--- GOAL OF THE EXERCISE ---
Show every line in the records below that contains the word "this".

— begin RECORDS SUPPLIED —

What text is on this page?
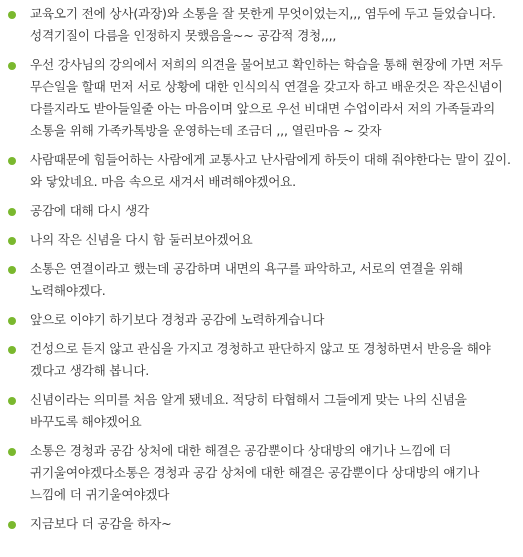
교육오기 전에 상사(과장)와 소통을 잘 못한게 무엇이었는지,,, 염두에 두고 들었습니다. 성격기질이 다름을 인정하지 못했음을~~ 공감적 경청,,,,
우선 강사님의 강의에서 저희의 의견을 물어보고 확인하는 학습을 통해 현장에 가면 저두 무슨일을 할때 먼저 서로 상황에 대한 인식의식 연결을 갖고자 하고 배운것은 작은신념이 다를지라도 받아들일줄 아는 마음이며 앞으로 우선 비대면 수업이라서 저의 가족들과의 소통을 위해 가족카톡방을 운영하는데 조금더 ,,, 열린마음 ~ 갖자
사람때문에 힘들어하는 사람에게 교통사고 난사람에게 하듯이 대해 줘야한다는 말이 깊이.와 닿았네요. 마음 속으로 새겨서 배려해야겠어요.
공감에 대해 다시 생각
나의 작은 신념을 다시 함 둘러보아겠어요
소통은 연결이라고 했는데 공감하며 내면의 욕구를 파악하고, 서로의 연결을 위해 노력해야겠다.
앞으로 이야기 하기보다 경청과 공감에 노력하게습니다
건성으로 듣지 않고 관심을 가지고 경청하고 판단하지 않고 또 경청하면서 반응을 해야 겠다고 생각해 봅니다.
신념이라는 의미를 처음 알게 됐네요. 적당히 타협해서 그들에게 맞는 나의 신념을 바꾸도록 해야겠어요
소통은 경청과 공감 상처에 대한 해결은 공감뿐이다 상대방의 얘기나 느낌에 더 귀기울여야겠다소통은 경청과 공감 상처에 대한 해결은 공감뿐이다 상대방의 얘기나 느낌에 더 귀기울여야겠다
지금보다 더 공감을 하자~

— end RECORDS SUPPLIED —
— begin RECORDS SUPPLIED —

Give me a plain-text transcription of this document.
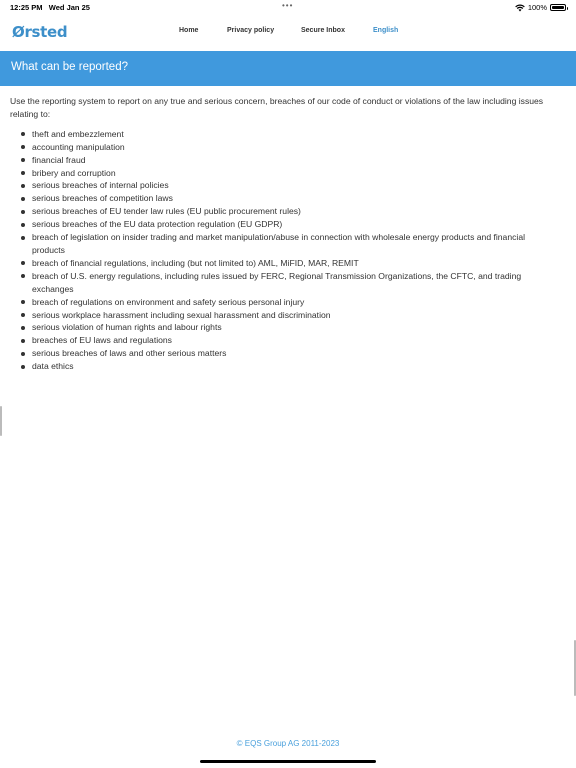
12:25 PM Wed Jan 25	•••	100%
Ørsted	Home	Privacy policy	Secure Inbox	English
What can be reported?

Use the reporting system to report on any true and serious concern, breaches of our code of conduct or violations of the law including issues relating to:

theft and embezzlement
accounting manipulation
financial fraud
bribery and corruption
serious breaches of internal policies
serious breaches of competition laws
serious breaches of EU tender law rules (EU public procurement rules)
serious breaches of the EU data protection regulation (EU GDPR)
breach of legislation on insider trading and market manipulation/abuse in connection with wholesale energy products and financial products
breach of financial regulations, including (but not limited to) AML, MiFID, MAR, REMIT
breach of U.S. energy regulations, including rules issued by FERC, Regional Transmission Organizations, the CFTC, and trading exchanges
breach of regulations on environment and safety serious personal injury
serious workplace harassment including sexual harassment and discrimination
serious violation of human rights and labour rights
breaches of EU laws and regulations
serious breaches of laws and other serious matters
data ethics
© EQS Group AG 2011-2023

— end RECORDS SUPPLIED —

--- THE ANSWER ---
What text is on this page?
Give me a plain-text transcription of this document.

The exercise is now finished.